[Begin]
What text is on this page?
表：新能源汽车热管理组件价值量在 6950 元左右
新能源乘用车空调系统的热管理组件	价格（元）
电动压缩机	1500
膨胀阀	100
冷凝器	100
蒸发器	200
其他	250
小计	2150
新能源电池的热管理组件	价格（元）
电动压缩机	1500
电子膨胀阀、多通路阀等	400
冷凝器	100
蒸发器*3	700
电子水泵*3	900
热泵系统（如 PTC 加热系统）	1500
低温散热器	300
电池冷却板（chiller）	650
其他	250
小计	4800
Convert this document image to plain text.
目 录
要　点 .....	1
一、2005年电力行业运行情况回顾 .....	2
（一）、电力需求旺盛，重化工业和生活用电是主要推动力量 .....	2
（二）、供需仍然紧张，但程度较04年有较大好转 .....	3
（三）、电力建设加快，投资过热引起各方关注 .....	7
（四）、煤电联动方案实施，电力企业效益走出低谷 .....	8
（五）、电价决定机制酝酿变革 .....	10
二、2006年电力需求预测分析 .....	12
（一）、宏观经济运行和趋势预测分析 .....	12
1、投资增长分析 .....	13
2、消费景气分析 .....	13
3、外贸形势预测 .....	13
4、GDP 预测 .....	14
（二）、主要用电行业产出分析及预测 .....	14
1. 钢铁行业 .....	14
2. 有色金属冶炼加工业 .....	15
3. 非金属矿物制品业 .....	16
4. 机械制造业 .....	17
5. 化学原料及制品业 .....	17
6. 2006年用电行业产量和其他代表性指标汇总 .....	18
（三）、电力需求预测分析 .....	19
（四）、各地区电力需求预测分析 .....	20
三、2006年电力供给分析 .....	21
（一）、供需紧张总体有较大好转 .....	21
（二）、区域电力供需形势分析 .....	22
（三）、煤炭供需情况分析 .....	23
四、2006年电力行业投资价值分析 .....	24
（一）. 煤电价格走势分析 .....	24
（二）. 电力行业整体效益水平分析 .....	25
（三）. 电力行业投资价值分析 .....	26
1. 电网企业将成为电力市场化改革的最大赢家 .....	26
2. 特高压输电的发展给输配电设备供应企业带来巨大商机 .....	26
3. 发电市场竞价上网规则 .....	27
[End]
§ **TASK STATEMENT**: Everything from the line containing "Convert this document image to plain text." to the last line of the entries above should be quoted exactly, and only that.

§ **WRITTEN ANSWER**:
Convert this document image to plain text.
目 录
要　点 .....	1
一、2005年电力行业运行情况回顾 .....	2
（一）、电力需求旺盛，重化工业和生活用电是主要推动力量 .....	2
（二）、供需仍然紧张，但程度较04年有较大好转 .....	3
（三）、电力建设加快，投资过热引起各方关注 .....	7
（四）、煤电联动方案实施，电力企业效益走出低谷 .....	8
（五）、电价决定机制酝酿变革 .....	10
二、2006年电力需求预测分析 .....	12
（一）、宏观经济运行和趋势预测分析 .....	12
1、投资增长分析 .....	13
2、消费景气分析 .....	13
3、外贸形势预测 .....	13
4、GDP 预测 .....	14
（二）、主要用电行业产出分析及预测 .....	14
1. 钢铁行业 .....	14
2. 有色金属冶炼加工业 .....	15
3. 非金属矿物制品业 .....	16
4. 机械制造业 .....	17
5. 化学原料及制品业 .....	17
6. 2006年用电行业产量和其他代表性指标汇总 .....	18
（三）、电力需求预测分析 .....	19
（四）、各地区电力需求预测分析 .....	20
三、2006年电力供给分析 .....	21
（一）、供需紧张总体有较大好转 .....	21
（二）、区域电力供需形势分析 .....	22
（三）、煤炭供需情况分析 .....	23
四、2006年电力行业投资价值分析 .....	24
（一）. 煤电价格走势分析 .....	24
（二）. 电力行业整体效益水平分析 .....	25
（三）. 电力行业投资价值分析 .....	26
1. 电网企业将成为电力市场化改革的最大赢家 .....	26
2. 特高压输电的发展给输配电设备供应企业带来巨大商机 .....	26
3. 发电市场竞价上网规则 .....	27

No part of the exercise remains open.